_Directions:_ Below are some records; return each one exactly.

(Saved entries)

-*-

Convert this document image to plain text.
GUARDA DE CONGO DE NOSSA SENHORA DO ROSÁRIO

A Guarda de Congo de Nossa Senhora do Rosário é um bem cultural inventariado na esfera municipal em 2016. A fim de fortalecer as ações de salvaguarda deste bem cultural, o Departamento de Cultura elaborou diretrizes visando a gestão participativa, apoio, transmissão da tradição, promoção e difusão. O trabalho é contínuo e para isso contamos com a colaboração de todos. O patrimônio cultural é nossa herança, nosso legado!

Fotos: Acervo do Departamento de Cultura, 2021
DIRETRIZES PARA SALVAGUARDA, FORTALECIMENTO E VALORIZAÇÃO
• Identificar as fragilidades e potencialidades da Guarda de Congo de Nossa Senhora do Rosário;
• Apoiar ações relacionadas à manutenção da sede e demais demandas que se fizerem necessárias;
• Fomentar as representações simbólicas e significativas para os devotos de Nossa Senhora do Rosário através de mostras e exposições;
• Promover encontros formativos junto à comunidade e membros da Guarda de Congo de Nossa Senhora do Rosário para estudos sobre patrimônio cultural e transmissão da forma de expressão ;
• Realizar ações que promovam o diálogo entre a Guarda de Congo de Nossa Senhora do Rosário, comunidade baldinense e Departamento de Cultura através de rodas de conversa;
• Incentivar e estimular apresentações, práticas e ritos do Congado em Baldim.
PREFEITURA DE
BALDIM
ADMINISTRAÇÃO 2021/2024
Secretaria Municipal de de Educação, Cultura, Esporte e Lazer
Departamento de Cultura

-*-

_Response to the exercise:_
Convert this document image to plain text.
GUARDA DE CONGO DE NOSSA SENHORA DO ROSÁRIO

A Guarda de Congo de Nossa Senhora do Rosário é um bem cultural inventariado na esfera municipal em 2016. A fim de fortalecer as ações de salvaguarda deste bem cultural, o Departamento de Cultura elaborou diretrizes visando a gestão participativa, apoio, transmissão da tradição, promoção e difusão. O trabalho é contínuo e para isso contamos com a colaboração de todos. O patrimônio cultural é nossa herança, nosso legado!

Fotos: Acervo do Departamento de Cultura, 2021
DIRETRIZES PARA SALVAGUARDA, FORTALECIMENTO E VALORIZAÇÃO
• Identificar as fragilidades e potencialidades da Guarda de Congo de Nossa Senhora do Rosário;
• Apoiar ações relacionadas à manutenção da sede e demais demandas que se fizerem necessárias;
• Fomentar as representações simbólicas e significativas para os devotos de Nossa Senhora do Rosário através de mostras e exposições;
• Promover encontros formativos junto à comunidade e membros da Guarda de Congo de Nossa Senhora do Rosário para estudos sobre patrimônio cultural e transmissão da forma de expressão ;
• Realizar ações que promovam o diálogo entre a Guarda de Congo de Nossa Senhora do Rosário, comunidade baldinense e Departamento de Cultura através de rodas de conversa;
• Incentivar e estimular apresentações, práticas e ritos do Congado em Baldim.
PREFEITURA DE
BALDIM
ADMINISTRAÇÃO 2021/2024
Secretaria Municipal de de Educação, Cultura, Esporte e Lazer
Departamento de Cultura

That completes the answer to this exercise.